Figure record extracts
⟨

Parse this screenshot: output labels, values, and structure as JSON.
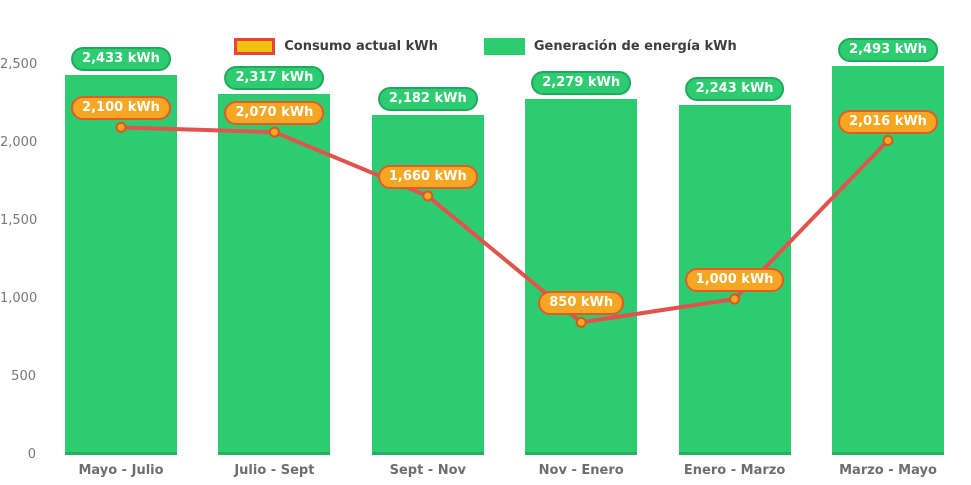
{
  "chart_data": {
    "type": "bar",
    "subtype": "bar-line-combo",
    "categories": [
      "Mayo - Julio",
      "Julio - Sept",
      "Sept - Nov",
      "Nov - Enero",
      "Enero - Marzo",
      "Marzo - Mayo"
    ],
    "series": [
      {
        "name": "Consumo actual kWh",
        "type": "line",
        "line_color": "#e3534d",
        "marker_fill": "#f5a623",
        "marker_ring": "#d8571f",
        "badge_fill": "#f5a623",
        "badge_border": "#e05b28",
        "values": [
          2100,
          2070,
          1660,
          850,
          1000,
          2016
        ],
        "labels": [
          "2,100 kWh",
          "2,070 kWh",
          "1,660 kWh",
          "850 kWh",
          "1,000 kWh",
          "2,016 kWh"
        ]
      },
      {
        "name": "Generación de energía kWh",
        "type": "bar",
        "color": "#2ecc71",
        "base_color": "#27ae60",
        "badge_fill": "#2ecc71",
        "badge_border": "#1fa95c",
        "values": [
          2433,
          2317,
          2182,
          2279,
          2243,
          2493
        ],
        "labels": [
          "2,433 kWh",
          "2,317 kWh",
          "2,182 kWh",
          "2,279 kWh",
          "2,243 kWh",
          "2,493 kWh"
        ]
      }
    ],
    "ylim": [
      0,
      2500
    ],
    "yticks": [
      {
        "value": 0,
        "label": "0"
      },
      {
        "value": 500,
        "label": "500"
      },
      {
        "value": 1000,
        "label": "1,000"
      },
      {
        "value": 1500,
        "label": "1,500"
      },
      {
        "value": 2000,
        "label": "2,000"
      },
      {
        "value": 2500,
        "label": "2,500"
      }
    ],
    "grid": false,
    "legend_position": "top-center",
    "axis_text_color": "#737373"
  }
}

⟩

## PROBLEM TO SOLVE
What you return should match the records above word for word, minus the pictures.

## THE ANSWER
Parse this screenshot: output labels, values, and structure as JSON.
{
  "chart_data": {
    "type": "bar",
    "subtype": "bar-line-combo",
    "categories": [
      "Mayo - Julio",
      "Julio - Sept",
      "Sept - Nov",
      "Nov - Enero",
      "Enero - Marzo",
      "Marzo - Mayo"
    ],
    "series": [
      {
        "name": "Consumo actual kWh",
        "type": "line",
        "line_color": "#e3534d",
        "marker_fill": "#f5a623",
        "marker_ring": "#d8571f",
        "badge_fill": "#f5a623",
        "badge_border": "#e05b28",
        "values": [
          2100,
          2070,
          1660,
          850,
          1000,
          2016
        ],
        "labels": [
          "2,100 kWh",
          "2,070 kWh",
          "1,660 kWh",
          "850 kWh",
          "1,000 kWh",
          "2,016 kWh"
        ]
      },
      {
        "name": "Generación de energía kWh",
        "type": "bar",
        "color": "#2ecc71",
        "base_color": "#27ae60",
        "badge_fill": "#2ecc71",
        "badge_border": "#1fa95c",
        "values": [
          2433,
          2317,
          2182,
          2279,
          2243,
          2493
        ],
        "labels": [
          "2,433 kWh",
          "2,317 kWh",
          "2,182 kWh",
          "2,279 kWh",
          "2,243 kWh",
          "2,493 kWh"
        ]
      }
    ],
    "ylim": [
      0,
      2500
    ],
    "yticks": [
      {
        "value": 0,
        "label": "0"
      },
      {
        "value": 500,
        "label": "500"
      },
      {
        "value": 1000,
        "label": "1,000"
      },
      {
        "value": 1500,
        "label": "1,500"
      },
      {
        "value": 2000,
        "label": "2,000"
      },
      {
        "value": 2500,
        "label": "2,500"
      }
    ],
    "grid": false,
    "legend_position": "top-center",
    "axis_text_color": "#737373"
  }
}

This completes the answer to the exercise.